Records contained in a dataset:
◇ ◇ ◇ ◇
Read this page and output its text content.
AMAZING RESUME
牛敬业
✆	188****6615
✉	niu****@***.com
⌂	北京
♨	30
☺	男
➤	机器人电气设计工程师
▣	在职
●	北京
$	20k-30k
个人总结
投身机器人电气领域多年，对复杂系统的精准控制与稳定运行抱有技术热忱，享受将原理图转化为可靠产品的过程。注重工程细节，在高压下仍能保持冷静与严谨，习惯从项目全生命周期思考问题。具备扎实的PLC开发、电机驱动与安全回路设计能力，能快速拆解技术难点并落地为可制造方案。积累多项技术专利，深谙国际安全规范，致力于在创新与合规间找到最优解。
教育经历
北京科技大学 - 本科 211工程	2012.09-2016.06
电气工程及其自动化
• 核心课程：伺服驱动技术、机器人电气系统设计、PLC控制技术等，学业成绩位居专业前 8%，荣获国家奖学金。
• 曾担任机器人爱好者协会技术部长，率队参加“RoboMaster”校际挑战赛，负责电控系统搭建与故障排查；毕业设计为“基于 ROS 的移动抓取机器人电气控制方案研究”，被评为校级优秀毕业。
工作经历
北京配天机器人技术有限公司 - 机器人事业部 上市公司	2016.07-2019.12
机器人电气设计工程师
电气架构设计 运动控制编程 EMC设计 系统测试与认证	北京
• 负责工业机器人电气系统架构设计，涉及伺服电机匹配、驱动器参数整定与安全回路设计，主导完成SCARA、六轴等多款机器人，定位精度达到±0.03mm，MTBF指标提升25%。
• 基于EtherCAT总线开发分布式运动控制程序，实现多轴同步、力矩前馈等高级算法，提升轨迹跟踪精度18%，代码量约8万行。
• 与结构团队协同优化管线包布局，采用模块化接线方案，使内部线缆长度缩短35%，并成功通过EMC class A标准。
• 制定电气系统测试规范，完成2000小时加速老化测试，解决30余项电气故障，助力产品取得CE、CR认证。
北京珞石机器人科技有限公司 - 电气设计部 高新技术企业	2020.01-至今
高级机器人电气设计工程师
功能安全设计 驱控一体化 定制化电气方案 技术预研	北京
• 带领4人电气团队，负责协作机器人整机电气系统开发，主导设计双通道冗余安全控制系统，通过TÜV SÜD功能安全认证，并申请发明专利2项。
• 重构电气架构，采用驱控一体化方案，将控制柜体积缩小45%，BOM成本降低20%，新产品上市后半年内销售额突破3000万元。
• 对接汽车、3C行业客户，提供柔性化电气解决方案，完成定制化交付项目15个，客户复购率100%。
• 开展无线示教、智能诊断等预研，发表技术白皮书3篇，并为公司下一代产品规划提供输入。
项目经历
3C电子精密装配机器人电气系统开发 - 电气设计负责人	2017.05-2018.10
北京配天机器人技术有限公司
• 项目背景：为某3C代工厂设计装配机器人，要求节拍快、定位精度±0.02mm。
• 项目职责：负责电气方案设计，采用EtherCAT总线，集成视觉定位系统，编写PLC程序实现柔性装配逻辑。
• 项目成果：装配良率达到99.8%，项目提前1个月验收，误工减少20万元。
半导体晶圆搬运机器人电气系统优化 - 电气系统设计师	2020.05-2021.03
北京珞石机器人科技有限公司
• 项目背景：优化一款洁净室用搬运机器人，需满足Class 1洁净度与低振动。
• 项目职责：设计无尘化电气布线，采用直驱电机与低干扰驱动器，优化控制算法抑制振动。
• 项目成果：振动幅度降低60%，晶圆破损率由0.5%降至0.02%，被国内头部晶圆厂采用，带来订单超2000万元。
◇ ◇ ◇ ◇
_Brief_:
Repeat the records above exactly, leaving none out.

_The response_:
Read this page and output its text content.
AMAZING RESUME
牛敬业
✆	188****6615
✉	niu****@***.com
⌂	北京
♨	30
☺	男
➤	机器人电气设计工程师
▣	在职
●	北京
$	20k-30k
个人总结
投身机器人电气领域多年，对复杂系统的精准控制与稳定运行抱有技术热忱，享受将原理图转化为可靠产品的过程。注重工程细节，在高压下仍能保持冷静与严谨，习惯从项目全生命周期思考问题。具备扎实的PLC开发、电机驱动与安全回路设计能力，能快速拆解技术难点并落地为可制造方案。积累多项技术专利，深谙国际安全规范，致力于在创新与合规间找到最优解。
教育经历
北京科技大学 - 本科 211工程	2012.09-2016.06
电气工程及其自动化
• 核心课程：伺服驱动技术、机器人电气系统设计、PLC控制技术等，学业成绩位居专业前 8%，荣获国家奖学金。
• 曾担任机器人爱好者协会技术部长，率队参加“RoboMaster”校际挑战赛，负责电控系统搭建与故障排查；毕业设计为“基于 ROS 的移动抓取机器人电气控制方案研究”，被评为校级优秀毕业。
工作经历
北京配天机器人技术有限公司 - 机器人事业部 上市公司	2016.07-2019.12
机器人电气设计工程师
电气架构设计 运动控制编程 EMC设计 系统测试与认证	北京
• 负责工业机器人电气系统架构设计，涉及伺服电机匹配、驱动器参数整定与安全回路设计，主导完成SCARA、六轴等多款机器人，定位精度达到±0.03mm，MTBF指标提升25%。
• 基于EtherCAT总线开发分布式运动控制程序，实现多轴同步、力矩前馈等高级算法，提升轨迹跟踪精度18%，代码量约8万行。
• 与结构团队协同优化管线包布局，采用模块化接线方案，使内部线缆长度缩短35%，并成功通过EMC class A标准。
• 制定电气系统测试规范，完成2000小时加速老化测试，解决30余项电气故障，助力产品取得CE、CR认证。
北京珞石机器人科技有限公司 - 电气设计部 高新技术企业	2020.01-至今
高级机器人电气设计工程师
功能安全设计 驱控一体化 定制化电气方案 技术预研	北京
• 带领4人电气团队，负责协作机器人整机电气系统开发，主导设计双通道冗余安全控制系统，通过TÜV SÜD功能安全认证，并申请发明专利2项。
• 重构电气架构，采用驱控一体化方案，将控制柜体积缩小45%，BOM成本降低20%，新产品上市后半年内销售额突破3000万元。
• 对接汽车、3C行业客户，提供柔性化电气解决方案，完成定制化交付项目15个，客户复购率100%。
• 开展无线示教、智能诊断等预研，发表技术白皮书3篇，并为公司下一代产品规划提供输入。
项目经历
3C电子精密装配机器人电气系统开发 - 电气设计负责人	2017.05-2018.10
北京配天机器人技术有限公司
• 项目背景：为某3C代工厂设计装配机器人，要求节拍快、定位精度±0.02mm。
• 项目职责：负责电气方案设计，采用EtherCAT总线，集成视觉定位系统，编写PLC程序实现柔性装配逻辑。
• 项目成果：装配良率达到99.8%，项目提前1个月验收，误工减少20万元。
半导体晶圆搬运机器人电气系统优化 - 电气系统设计师	2020.05-2021.03
北京珞石机器人科技有限公司
• 项目背景：优化一款洁净室用搬运机器人，需满足Class 1洁净度与低振动。
• 项目职责：设计无尘化电气布线，采用直驱电机与低干扰驱动器，优化控制算法抑制振动。
• 项目成果：振动幅度降低60%，晶圆破损率由0.5%降至0.02%，被国内头部晶圆厂采用，带来订单超2000万元。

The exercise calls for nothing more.